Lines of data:
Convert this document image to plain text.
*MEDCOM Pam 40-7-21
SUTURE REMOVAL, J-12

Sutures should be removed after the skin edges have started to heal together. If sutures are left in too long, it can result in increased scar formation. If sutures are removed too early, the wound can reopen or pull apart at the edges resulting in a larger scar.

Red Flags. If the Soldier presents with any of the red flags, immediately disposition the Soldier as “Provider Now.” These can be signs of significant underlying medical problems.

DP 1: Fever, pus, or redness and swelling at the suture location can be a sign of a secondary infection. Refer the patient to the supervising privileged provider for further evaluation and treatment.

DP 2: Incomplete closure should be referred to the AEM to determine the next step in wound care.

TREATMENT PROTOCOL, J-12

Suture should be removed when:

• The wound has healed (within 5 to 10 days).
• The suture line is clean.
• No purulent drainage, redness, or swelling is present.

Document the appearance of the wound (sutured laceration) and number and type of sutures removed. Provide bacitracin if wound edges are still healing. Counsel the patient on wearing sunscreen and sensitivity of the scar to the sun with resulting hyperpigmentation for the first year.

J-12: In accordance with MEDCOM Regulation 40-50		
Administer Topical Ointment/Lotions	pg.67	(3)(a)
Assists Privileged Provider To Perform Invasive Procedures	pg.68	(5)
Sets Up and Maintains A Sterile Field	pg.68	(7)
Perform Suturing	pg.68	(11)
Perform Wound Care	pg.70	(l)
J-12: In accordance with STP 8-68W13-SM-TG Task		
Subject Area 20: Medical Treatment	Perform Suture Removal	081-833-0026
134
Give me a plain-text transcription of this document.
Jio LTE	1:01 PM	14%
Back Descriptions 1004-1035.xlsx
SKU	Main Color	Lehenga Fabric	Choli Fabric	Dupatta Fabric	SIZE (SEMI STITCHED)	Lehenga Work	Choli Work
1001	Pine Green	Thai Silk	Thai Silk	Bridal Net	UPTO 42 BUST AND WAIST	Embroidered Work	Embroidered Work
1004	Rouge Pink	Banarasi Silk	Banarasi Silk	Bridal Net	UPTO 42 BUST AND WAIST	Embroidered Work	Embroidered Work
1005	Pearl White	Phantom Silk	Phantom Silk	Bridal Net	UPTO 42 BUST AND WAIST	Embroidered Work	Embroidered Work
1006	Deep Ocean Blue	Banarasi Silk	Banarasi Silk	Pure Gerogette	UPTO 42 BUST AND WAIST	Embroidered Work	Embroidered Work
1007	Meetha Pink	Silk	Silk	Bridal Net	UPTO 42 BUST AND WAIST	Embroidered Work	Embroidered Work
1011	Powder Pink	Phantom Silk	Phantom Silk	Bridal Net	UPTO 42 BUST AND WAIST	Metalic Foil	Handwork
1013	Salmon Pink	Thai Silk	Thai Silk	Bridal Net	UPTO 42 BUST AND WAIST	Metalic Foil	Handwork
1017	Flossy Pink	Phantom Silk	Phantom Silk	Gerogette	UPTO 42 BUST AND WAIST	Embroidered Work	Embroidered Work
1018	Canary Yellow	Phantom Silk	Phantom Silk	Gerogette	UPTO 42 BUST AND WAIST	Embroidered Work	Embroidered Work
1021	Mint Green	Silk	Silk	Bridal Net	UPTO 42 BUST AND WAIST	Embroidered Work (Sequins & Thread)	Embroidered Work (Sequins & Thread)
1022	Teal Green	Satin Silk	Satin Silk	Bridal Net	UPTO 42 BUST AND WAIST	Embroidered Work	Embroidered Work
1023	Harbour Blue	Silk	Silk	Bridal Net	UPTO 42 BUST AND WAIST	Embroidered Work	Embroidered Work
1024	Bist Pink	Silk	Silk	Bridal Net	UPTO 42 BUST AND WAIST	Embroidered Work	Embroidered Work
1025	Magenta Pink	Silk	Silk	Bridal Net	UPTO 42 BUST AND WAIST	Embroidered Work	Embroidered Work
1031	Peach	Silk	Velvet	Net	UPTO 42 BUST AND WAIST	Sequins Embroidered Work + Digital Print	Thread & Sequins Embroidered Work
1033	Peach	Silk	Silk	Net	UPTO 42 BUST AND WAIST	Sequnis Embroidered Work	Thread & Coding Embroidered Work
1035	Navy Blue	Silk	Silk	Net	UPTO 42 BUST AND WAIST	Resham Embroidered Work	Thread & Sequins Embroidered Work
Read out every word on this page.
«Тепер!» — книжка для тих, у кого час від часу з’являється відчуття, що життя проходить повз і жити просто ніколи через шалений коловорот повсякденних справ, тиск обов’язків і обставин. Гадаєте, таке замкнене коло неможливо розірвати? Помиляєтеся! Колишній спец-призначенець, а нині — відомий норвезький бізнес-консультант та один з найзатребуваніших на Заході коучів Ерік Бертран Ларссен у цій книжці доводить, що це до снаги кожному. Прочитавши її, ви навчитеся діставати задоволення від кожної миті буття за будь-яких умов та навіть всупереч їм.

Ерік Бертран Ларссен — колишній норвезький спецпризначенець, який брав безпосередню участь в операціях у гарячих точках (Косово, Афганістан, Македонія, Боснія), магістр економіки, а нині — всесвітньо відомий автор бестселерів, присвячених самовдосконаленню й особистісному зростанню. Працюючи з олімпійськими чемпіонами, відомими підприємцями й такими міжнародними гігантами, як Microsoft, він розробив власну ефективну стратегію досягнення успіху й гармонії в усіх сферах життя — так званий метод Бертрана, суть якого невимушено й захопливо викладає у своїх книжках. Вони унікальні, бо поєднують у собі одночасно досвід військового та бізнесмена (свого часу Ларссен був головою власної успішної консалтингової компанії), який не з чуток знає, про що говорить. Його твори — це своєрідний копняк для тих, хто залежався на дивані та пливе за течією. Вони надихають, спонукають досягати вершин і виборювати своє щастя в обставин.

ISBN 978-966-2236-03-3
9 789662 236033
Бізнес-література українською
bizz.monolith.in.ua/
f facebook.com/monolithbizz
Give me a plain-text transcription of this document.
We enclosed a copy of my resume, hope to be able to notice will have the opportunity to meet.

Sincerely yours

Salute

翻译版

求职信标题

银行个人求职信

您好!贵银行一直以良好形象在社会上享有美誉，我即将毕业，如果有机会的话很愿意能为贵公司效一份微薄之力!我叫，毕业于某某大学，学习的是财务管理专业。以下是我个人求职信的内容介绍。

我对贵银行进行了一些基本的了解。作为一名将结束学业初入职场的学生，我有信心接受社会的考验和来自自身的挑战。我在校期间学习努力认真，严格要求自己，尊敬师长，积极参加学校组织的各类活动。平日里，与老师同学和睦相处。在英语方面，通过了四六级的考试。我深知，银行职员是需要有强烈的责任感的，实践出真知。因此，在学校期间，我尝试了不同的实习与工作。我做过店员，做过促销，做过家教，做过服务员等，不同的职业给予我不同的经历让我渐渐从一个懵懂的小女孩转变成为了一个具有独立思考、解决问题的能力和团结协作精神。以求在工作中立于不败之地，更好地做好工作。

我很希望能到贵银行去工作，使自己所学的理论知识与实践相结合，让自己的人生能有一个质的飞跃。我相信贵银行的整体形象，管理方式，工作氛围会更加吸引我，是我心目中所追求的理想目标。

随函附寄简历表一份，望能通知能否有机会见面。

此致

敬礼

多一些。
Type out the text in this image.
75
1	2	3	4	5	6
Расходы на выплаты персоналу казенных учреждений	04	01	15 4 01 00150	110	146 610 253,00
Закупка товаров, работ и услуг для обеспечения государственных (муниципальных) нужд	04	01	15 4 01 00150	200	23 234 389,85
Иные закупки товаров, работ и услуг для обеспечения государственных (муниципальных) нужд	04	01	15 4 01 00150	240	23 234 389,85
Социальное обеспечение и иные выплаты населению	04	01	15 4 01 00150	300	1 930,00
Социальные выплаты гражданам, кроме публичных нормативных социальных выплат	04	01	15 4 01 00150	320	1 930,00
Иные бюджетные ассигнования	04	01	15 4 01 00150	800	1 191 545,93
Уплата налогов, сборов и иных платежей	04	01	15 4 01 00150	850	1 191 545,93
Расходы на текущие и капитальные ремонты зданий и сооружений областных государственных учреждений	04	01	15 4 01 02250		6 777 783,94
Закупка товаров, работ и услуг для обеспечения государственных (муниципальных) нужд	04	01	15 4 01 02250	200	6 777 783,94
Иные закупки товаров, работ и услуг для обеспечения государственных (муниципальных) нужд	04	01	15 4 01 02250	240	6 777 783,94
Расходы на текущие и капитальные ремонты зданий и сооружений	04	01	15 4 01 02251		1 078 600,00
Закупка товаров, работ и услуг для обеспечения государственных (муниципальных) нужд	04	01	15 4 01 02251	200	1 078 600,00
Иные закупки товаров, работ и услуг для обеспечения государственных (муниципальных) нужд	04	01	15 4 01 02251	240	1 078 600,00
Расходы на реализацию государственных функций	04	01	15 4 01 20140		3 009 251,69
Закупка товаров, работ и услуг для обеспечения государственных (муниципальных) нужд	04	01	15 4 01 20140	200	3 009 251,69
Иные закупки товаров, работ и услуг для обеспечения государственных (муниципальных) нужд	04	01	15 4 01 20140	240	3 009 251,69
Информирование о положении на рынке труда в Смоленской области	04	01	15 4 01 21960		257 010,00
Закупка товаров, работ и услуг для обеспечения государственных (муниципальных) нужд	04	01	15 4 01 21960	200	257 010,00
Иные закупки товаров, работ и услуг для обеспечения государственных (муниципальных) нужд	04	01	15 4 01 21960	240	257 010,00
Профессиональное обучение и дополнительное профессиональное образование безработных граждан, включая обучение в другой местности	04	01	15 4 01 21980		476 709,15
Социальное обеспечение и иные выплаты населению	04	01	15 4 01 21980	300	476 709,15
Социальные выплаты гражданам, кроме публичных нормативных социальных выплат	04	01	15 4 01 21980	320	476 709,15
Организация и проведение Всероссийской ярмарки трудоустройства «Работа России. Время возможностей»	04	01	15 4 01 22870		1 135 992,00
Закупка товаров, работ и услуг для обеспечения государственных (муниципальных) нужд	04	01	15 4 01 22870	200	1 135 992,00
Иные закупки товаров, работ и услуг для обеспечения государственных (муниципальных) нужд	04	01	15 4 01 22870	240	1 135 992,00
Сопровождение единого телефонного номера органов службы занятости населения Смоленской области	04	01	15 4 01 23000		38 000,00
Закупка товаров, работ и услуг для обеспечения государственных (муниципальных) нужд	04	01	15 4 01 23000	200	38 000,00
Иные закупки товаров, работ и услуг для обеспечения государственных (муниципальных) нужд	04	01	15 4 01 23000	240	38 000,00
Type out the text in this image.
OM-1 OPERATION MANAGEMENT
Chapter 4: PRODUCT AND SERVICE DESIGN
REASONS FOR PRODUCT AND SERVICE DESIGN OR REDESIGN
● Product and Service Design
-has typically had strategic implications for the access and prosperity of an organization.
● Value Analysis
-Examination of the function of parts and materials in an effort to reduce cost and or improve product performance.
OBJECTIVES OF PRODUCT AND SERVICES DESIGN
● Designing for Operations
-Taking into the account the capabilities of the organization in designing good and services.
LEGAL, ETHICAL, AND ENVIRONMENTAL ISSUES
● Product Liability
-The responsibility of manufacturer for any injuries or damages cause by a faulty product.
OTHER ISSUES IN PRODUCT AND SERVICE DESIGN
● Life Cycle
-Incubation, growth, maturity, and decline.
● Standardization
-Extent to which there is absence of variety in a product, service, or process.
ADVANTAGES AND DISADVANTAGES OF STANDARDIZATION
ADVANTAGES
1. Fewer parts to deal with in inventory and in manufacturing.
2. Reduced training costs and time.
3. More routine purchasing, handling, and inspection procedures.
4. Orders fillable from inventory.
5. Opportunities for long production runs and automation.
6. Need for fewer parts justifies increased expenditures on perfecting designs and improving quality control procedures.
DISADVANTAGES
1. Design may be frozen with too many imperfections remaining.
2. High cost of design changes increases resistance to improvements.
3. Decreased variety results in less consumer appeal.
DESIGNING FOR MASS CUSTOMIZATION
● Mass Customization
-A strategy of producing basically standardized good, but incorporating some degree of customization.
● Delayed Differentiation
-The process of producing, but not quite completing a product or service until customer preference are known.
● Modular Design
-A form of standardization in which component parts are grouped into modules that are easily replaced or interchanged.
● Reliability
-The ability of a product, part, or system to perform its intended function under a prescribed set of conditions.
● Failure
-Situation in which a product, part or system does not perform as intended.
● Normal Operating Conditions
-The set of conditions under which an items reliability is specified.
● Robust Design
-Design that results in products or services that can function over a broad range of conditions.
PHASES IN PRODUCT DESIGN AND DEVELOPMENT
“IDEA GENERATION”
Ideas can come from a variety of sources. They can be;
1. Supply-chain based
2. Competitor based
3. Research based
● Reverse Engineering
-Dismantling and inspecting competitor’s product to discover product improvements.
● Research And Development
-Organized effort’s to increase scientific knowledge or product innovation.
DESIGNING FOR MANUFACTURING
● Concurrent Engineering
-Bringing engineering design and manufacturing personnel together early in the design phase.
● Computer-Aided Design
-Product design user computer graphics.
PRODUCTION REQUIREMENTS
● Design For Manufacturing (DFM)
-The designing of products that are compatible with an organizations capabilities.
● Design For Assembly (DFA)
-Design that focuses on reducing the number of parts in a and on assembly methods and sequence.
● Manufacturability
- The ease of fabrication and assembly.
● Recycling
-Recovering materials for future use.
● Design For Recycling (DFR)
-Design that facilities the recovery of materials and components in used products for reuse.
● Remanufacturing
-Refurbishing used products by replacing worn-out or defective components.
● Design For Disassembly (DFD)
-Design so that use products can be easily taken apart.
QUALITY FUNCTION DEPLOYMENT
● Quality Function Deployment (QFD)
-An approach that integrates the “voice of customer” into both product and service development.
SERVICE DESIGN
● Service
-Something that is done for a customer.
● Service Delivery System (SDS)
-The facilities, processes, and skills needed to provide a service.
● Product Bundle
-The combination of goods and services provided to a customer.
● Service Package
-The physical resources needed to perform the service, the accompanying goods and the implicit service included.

■ **CHALLENGE**: Only a number is wanted: how many lines above include "customer"?

■ **CORRECT ANSWER**: 4